Repeat the listing in full, preserving every character.

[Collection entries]
════

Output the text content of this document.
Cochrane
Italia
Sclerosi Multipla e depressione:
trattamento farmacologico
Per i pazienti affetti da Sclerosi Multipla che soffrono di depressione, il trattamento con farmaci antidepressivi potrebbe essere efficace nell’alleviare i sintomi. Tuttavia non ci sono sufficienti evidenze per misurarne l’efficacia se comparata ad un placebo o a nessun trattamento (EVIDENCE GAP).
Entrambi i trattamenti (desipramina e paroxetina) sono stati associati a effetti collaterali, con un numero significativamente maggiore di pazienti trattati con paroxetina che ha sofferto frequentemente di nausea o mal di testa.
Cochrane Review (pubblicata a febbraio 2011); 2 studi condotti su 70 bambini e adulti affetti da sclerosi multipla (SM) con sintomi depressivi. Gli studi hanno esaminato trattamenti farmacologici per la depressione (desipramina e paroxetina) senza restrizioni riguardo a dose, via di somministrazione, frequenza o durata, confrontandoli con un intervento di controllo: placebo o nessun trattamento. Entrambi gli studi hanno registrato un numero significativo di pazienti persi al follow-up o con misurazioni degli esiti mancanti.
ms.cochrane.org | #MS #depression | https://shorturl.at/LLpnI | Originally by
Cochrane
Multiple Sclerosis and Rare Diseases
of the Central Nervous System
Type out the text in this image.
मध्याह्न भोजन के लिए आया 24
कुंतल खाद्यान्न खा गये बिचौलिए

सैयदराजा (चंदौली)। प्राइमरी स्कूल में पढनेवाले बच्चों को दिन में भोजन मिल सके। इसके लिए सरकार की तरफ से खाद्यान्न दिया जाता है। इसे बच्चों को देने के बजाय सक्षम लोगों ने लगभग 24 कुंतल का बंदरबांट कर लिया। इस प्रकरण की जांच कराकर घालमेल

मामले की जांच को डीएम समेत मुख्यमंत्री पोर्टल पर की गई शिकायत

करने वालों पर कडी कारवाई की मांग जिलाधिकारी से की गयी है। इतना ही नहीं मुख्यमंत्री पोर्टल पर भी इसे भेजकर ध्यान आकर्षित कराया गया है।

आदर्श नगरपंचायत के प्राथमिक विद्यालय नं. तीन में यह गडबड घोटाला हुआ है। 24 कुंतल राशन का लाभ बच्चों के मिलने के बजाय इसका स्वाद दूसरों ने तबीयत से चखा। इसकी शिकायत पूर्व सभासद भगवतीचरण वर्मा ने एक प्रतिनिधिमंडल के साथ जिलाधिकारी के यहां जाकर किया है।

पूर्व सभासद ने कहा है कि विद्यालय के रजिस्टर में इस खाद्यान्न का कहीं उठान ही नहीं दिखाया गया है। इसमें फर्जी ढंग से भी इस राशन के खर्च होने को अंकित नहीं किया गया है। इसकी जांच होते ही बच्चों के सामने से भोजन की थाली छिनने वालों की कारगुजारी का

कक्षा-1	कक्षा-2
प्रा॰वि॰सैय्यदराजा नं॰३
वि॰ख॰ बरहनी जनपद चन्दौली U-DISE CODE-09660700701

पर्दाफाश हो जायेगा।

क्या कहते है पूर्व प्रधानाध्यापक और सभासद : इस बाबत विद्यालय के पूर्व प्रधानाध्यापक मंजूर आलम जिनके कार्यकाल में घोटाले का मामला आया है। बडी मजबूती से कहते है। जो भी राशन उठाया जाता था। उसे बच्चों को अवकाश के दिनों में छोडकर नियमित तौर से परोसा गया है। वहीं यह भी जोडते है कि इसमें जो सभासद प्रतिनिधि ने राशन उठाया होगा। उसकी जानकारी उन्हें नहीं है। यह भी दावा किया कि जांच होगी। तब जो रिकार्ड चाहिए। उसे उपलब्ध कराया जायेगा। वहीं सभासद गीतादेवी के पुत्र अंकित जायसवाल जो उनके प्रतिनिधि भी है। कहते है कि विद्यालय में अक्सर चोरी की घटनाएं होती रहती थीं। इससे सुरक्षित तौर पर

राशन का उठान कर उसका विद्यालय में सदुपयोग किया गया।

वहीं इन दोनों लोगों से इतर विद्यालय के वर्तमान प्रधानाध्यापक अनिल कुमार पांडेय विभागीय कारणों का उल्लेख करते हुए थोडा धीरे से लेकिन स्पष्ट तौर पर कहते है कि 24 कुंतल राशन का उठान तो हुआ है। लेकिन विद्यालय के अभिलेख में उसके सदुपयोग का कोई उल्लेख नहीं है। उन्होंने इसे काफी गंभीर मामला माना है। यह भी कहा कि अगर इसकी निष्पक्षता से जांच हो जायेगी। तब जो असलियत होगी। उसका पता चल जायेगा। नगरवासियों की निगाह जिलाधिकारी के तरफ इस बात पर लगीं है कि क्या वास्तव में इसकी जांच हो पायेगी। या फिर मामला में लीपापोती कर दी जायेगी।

════

§ **Exercise solution**
Output the text content of this document.
Cochrane
Italia
Sclerosi Multipla e depressione:
trattamento farmacologico
Per i pazienti affetti da Sclerosi Multipla che soffrono di depressione, il trattamento con farmaci antidepressivi potrebbe essere efficace nell’alleviare i sintomi. Tuttavia non ci sono sufficienti evidenze per misurarne l’efficacia se comparata ad un placebo o a nessun trattamento (EVIDENCE GAP).
Entrambi i trattamenti (desipramina e paroxetina) sono stati associati a effetti collaterali, con un numero significativamente maggiore di pazienti trattati con paroxetina che ha sofferto frequentemente di nausea o mal di testa.
Cochrane Review (pubblicata a febbraio 2011); 2 studi condotti su 70 bambini e adulti affetti da sclerosi multipla (SM) con sintomi depressivi. Gli studi hanno esaminato trattamenti farmacologici per la depressione (desipramina e paroxetina) senza restrizioni riguardo a dose, via di somministrazione, frequenza o durata, confrontandoli con un intervento di controllo: placebo o nessun trattamento. Entrambi gli studi hanno registrato un numero significativo di pazienti persi al follow-up o con misurazioni degli esiti mancanti.
ms.cochrane.org | #MS #depression | https://shorturl.at/LLpnI | Originally by
Cochrane
Multiple Sclerosis and Rare Diseases
of the Central Nervous System
Type out the text in this image.
मध्याह्न भोजन के लिए आया 24
कुंतल खाद्यान्न खा गये बिचौलिए

सैयदराजा (चंदौली)। प्राइमरी स्कूल में पढनेवाले बच्चों को दिन में भोजन मिल सके। इसके लिए सरकार की तरफ से खाद्यान्न दिया जाता है। इसे बच्चों को देने के बजाय सक्षम लोगों ने लगभग 24 कुंतल का बंदरबांट कर लिया। इस प्रकरण की जांच कराकर घालमेल

मामले की जांच को डीएम समेत मुख्यमंत्री पोर्टल पर की गई शिकायत

करने वालों पर कडी कारवाई की मांग जिलाधिकारी से की गयी है। इतना ही नहीं मुख्यमंत्री पोर्टल पर भी इसे भेजकर ध्यान आकर्षित कराया गया है।

आदर्श नगरपंचायत के प्राथमिक विद्यालय नं. तीन में यह गडबड घोटाला हुआ है। 24 कुंतल राशन का लाभ बच्चों के मिलने के बजाय इसका स्वाद दूसरों ने तबीयत से चखा। इसकी शिकायत पूर्व सभासद भगवतीचरण वर्मा ने एक प्रतिनिधिमंडल के साथ जिलाधिकारी के यहां जाकर किया है।

पूर्व सभासद ने कहा है कि विद्यालय के रजिस्टर में इस खाद्यान्न का कहीं उठान ही नहीं दिखाया गया है। इसमें फर्जी ढंग से भी इस राशन के खर्च होने को अंकित नहीं किया गया है। इसकी जांच होते ही बच्चों के सामने से भोजन की थाली छिनने वालों की कारगुजारी का

कक्षा-1	कक्षा-2
प्रा॰वि॰सैय्यदराजा नं॰३
वि॰ख॰ बरहनी जनपद चन्दौली U-DISE CODE-09660700701

पर्दाफाश हो जायेगा।

क्या कहते है पूर्व प्रधानाध्यापक और सभासद : इस बाबत विद्यालय के पूर्व प्रधानाध्यापक मंजूर आलम जिनके कार्यकाल में घोटाले का मामला आया है। बडी मजबूती से कहते है। जो भी राशन उठाया जाता था। उसे बच्चों को अवकाश के दिनों में छोडकर नियमित तौर से परोसा गया है। वहीं यह भी जोडते है कि इसमें जो सभासद प्रतिनिधि ने राशन उठाया होगा। उसकी जानकारी उन्हें नहीं है। यह भी दावा किया कि जांच होगी। तब जो रिकार्ड चाहिए। उसे उपलब्ध कराया जायेगा। वहीं सभासद गीतादेवी के पुत्र अंकित जायसवाल जो उनके प्रतिनिधि भी है। कहते है कि विद्यालय में अक्सर चोरी की घटनाएं होती रहती थीं। इससे सुरक्षित तौर पर

राशन का उठान कर उसका विद्यालय में सदुपयोग किया गया।

वहीं इन दोनों लोगों से इतर विद्यालय के वर्तमान प्रधानाध्यापक अनिल कुमार पांडेय विभागीय कारणों का उल्लेख करते हुए थोडा धीरे से लेकिन स्पष्ट तौर पर कहते है कि 24 कुंतल राशन का उठान तो हुआ है। लेकिन विद्यालय के अभिलेख में उसके सदुपयोग का कोई उल्लेख नहीं है। उन्होंने इसे काफी गंभीर मामला माना है। यह भी कहा कि अगर इसकी निष्पक्षता से जांच हो जायेगी। तब जो असलियत होगी। उसका पता चल जायेगा। नगरवासियों की निगाह जिलाधिकारी के तरफ इस बात पर लगीं है कि क्या वास्तव में इसकी जांच हो पायेगी। या फिर मामला में लीपापोती कर दी जायेगी।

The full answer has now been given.